-- START Entries provided --

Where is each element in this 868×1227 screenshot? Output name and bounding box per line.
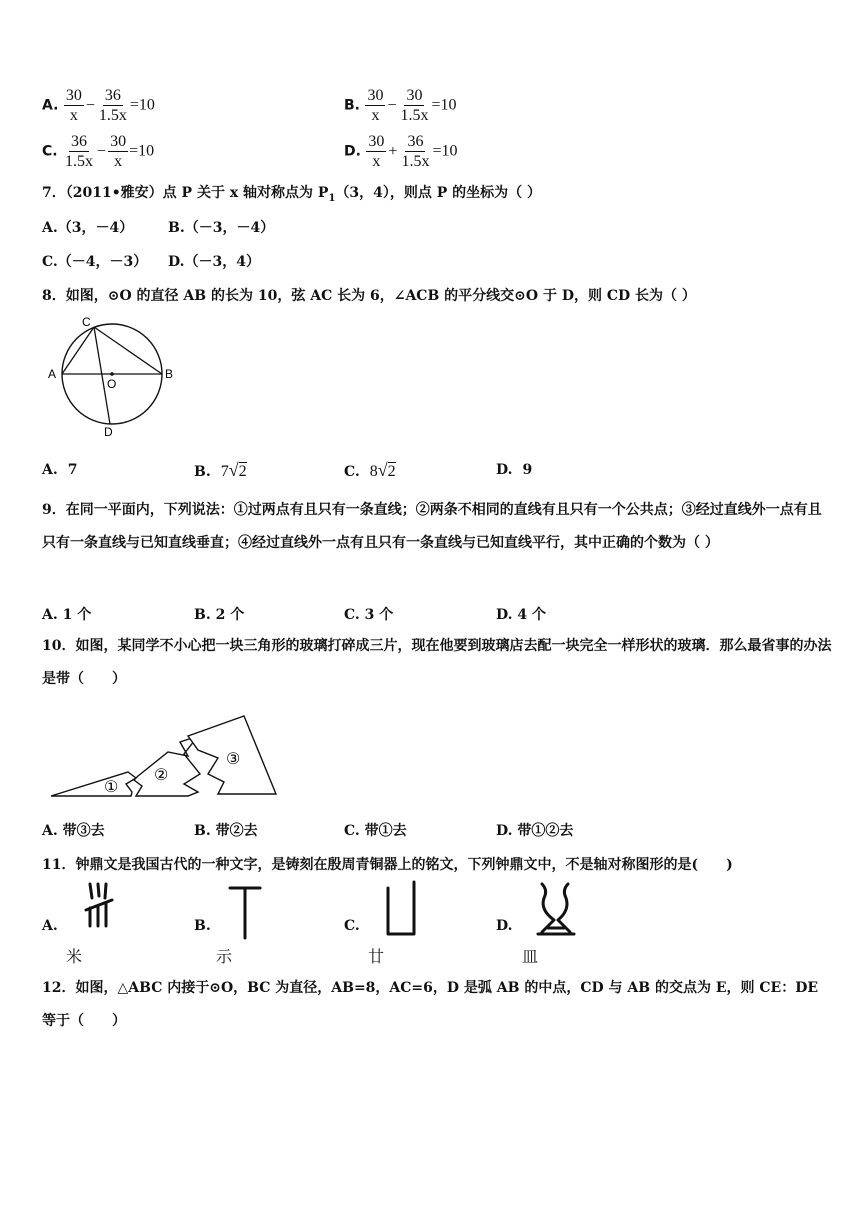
q6-option-a[interactable]: A. $\frac{30}{x}$ − $\frac{36}{1.5x}$ =10 <box>42 87 155 124</box>
q8-option-a[interactable]: A. 7 <box>42 462 78 478</box>
fraction: $\frac{30}{x}$ <box>110 133 127 170</box>
q7-option-c[interactable]: C.（－4，－3） <box>42 254 148 270</box>
q10-option-c[interactable]: C. 带①去 <box>344 823 407 839</box>
q11-option-d[interactable]: D. <box>496 918 513 934</box>
q8-option-c[interactable]: C. 8√2 <box>344 460 396 480</box>
fraction: $\frac{30}{x}$ <box>65 87 82 124</box>
label-a: A <box>48 367 57 381</box>
label-d: D <box>104 425 113 439</box>
label-piece-3: ③ <box>226 749 241 768</box>
q11-option-b[interactable]: B. <box>194 918 211 934</box>
chord-cb <box>94 327 162 374</box>
q10-broken-glass-figure <box>48 712 288 802</box>
fraction: $\frac{36}{1.5x}$ <box>98 87 127 124</box>
q11-option-a[interactable]: A. <box>42 918 58 934</box>
label-o: O <box>107 377 117 391</box>
q6-option-d[interactable]: D. $\frac{30}{x}$ + $\frac{36}{1.5x}$ =10 <box>344 133 458 170</box>
q11-caption-c: 廿 <box>368 947 385 966</box>
option-letter: D. <box>344 143 361 160</box>
q11-glyph-c <box>382 880 422 940</box>
q10-option-a[interactable]: A. 带③去 <box>42 823 105 839</box>
option-letter: C. <box>42 143 58 160</box>
chord-cd <box>94 327 110 424</box>
q10-option-b[interactable]: B. 带②去 <box>194 823 258 839</box>
sqrt-sign: √ <box>377 460 388 480</box>
fraction: $\frac{36}{1.5x}$ <box>401 133 430 170</box>
q9-option-b[interactable]: B. 2 个 <box>194 607 245 623</box>
q9-option-a[interactable]: A. 1 个 <box>42 607 92 623</box>
piece-1 <box>51 772 136 796</box>
q11-caption-d: 皿 <box>522 947 539 966</box>
q11-glyph-a <box>82 880 122 930</box>
q10-stem: 10．如图，某同学不小心把一块三角形的玻璃打碎成三片，现在他要到玻璃店去配一块完全一样形状的玻璃．那么最省事的办法是带（ ） <box>42 638 832 687</box>
q11-caption-b: 示 <box>216 947 233 966</box>
label-b: B <box>165 367 174 381</box>
fraction: $\frac{30}{x}$ <box>367 87 384 124</box>
chord-ac <box>62 327 94 374</box>
q8-option-b[interactable]: B. 7√2 <box>194 460 247 480</box>
q9-stem: 9．在同一平面内，下列说法：①过两点有且只有一条直线；②两条不相同的直线有且只有一个公共点；③经过直线外一点有且只有一条直线与已知直线垂直；④经过直线外一点有且只有一条直线与已知直线平行，其中正确的个数为（ ） <box>42 502 822 551</box>
q8-circle-figure <box>44 312 184 442</box>
sqrt-sign: √ <box>228 460 239 480</box>
label-piece-1: ① <box>104 777 119 796</box>
q9-option-c[interactable]: C. 3 个 <box>344 607 394 623</box>
q10-option-d[interactable]: D. 带①②去 <box>496 823 574 839</box>
q6-option-b[interactable]: B. $\frac{30}{x}$ − $\frac{30}{1.5x}$ =10 <box>344 87 457 124</box>
q11-caption-a: 米 <box>66 947 83 966</box>
option-letter: A. <box>42 97 59 114</box>
q11-glyph-d <box>532 880 582 940</box>
fraction: $\frac{30}{x}$ <box>368 133 385 170</box>
label-piece-2: ② <box>154 765 169 784</box>
option-letter: B. <box>344 97 360 114</box>
q11-glyph-b <box>226 882 266 942</box>
q7-option-d[interactable]: D.（－3，4） <box>168 254 260 270</box>
q8-stem: 8．如图，⊙O 的直径 AB 的长为 10，弦 AC 长为 6，∠ACB 的平分线交⊙O 于 D，则 CD 长为（ ） <box>42 288 696 304</box>
q9-option-d[interactable]: D. 4 个 <box>496 607 547 623</box>
q7-stem: 7．（2011•雅安）点 P 关于 x 轴对称点为 $P_1(3$，4），则点 P 的坐标为（ ） <box>42 185 542 204</box>
q8-option-d[interactable]: D. 9 <box>496 462 533 478</box>
q11-stem: 11．钟鼎文是我国古代的一种文字，是铸刻在殷周青铜器上的铭文，下列钟鼎文中，不是轴对称图形的是( ) <box>42 857 733 873</box>
q11-option-c[interactable]: C. <box>344 918 360 934</box>
fraction: $\frac{36}{1.5x}$ <box>65 133 94 170</box>
q7-option-a[interactable]: A.（3，－4） <box>42 220 134 236</box>
q12-stem: 12．如图，△ABC 内接于⊙O，BC 为直径，AB=8，AC=6，D 是弧 AB 的中点，CD 与 AB 的交点为 E，则 CE：DE 等于（ ） <box>42 980 819 1029</box>
fraction: $\frac{30}{1.5x}$ <box>400 87 429 124</box>
q6-option-c[interactable]: C. $\frac{36}{1.5x}$ − $\frac{30}{x}$ =10 <box>42 133 155 170</box>
center-point <box>110 372 114 376</box>
q7-option-b[interactable]: B.（－3，－4） <box>168 220 275 236</box>
label-c: C <box>82 315 91 329</box>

-- END Entries provided --

## To do
Copy out verbatim the entries that begin with the line containing "87 155 124</box>" and end with the line containing "q10-broken-glass-figure <box>48 712", including both of those lines.

## Answer to the exercise
q6-option-a[interactable]: A. $\frac{30}{x}$ − $\frac{36}{1.5x}$ =10 <box>42 87 155 124</box>
q8-option-a[interactable]: A. 7 <box>42 462 78 478</box>
fraction: $\frac{30}{x}$ <box>110 133 127 170</box>
q7-option-c[interactable]: C.（－4，－3） <box>42 254 148 270</box>
q10-option-c[interactable]: C. 带①去 <box>344 823 407 839</box>
q11-option-d[interactable]: D. <box>496 918 513 934</box>
q8-option-c[interactable]: C. 8√2 <box>344 460 396 480</box>
fraction: $\frac{30}{x}$ <box>65 87 82 124</box>
label-a: A <box>48 367 57 381</box>
label-d: D <box>104 425 113 439</box>
label-piece-3: ③ <box>226 749 241 768</box>
q11-option-b[interactable]: B. <box>194 918 211 934</box>
chord-cb <box>94 327 162 374</box>
q10-broken-glass-figure <box>48 712 288 802</box>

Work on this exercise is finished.